------ DATA TO USE ------
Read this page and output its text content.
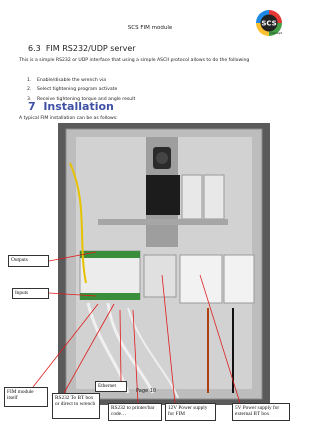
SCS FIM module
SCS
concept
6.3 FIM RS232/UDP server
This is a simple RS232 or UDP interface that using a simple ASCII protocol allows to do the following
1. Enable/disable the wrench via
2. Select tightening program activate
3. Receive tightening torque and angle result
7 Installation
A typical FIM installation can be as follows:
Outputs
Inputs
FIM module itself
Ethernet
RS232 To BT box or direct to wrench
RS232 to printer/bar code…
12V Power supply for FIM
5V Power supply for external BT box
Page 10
------
------ DATA TO USE ------
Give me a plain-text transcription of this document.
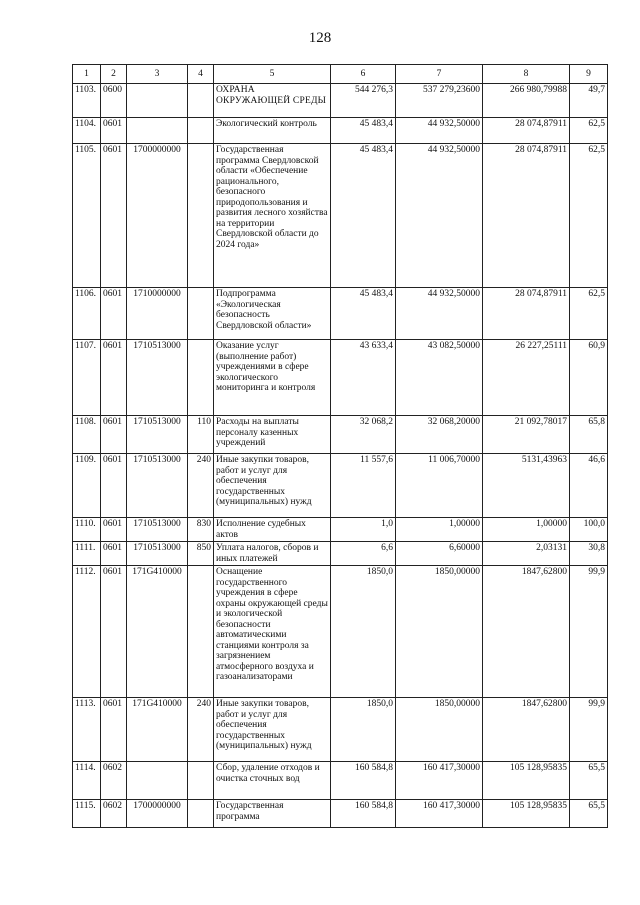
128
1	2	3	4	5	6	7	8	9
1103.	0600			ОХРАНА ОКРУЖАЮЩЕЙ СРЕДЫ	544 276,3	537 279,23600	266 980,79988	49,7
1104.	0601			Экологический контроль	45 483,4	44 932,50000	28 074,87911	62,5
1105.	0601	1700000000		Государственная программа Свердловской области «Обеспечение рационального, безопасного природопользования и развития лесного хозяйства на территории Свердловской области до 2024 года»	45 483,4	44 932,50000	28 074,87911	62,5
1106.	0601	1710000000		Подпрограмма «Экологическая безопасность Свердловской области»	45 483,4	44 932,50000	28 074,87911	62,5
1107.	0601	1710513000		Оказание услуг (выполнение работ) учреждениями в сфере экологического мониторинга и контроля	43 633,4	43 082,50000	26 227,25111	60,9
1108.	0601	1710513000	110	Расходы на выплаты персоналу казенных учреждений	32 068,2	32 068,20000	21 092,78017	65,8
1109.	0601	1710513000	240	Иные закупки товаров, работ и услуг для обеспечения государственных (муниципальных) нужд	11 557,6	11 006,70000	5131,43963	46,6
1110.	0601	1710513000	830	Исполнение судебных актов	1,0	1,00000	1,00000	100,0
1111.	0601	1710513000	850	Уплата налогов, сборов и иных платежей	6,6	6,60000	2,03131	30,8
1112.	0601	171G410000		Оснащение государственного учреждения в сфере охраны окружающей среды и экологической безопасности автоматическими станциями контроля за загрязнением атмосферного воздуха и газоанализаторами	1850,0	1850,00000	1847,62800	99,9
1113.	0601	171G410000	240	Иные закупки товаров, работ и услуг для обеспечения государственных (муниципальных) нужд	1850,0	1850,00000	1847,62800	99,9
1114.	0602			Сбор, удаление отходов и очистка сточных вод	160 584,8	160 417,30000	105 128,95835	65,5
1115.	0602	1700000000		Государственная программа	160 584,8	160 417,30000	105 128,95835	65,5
------
------ DATA TO USE ------
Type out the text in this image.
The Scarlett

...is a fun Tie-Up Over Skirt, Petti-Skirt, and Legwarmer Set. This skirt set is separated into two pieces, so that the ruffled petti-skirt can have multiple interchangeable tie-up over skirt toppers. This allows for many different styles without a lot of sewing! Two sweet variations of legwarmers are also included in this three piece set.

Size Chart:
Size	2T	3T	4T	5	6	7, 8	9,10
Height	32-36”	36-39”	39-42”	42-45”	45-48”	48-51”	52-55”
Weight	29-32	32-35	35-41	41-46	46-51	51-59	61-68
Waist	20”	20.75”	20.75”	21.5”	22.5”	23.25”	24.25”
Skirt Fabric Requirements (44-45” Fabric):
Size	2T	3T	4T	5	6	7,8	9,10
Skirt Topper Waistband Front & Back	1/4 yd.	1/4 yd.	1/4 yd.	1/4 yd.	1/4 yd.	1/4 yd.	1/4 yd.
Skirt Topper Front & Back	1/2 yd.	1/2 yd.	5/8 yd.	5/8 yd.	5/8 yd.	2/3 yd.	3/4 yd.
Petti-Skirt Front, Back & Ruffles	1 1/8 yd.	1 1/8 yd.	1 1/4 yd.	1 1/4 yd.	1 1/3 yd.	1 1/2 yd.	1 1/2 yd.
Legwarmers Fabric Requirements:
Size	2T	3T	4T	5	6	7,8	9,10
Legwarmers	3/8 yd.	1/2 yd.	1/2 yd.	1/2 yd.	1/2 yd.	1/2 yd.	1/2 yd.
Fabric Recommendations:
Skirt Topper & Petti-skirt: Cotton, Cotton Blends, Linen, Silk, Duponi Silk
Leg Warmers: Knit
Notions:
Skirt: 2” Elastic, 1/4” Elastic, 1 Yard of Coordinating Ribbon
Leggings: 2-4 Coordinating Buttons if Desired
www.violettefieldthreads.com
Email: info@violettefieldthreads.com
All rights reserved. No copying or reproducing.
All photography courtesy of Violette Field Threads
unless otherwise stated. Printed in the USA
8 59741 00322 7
------
Filter the records for lines holding the string "Size". Copy each one.

RESPONSE BELOW:
Size Chart:
Size	2T	3T	4T	5	6	7, 8	9,10
Size	2T	3T	4T	5	6	7,8	9,10
Size	2T	3T	4T	5	6	7,8	9,10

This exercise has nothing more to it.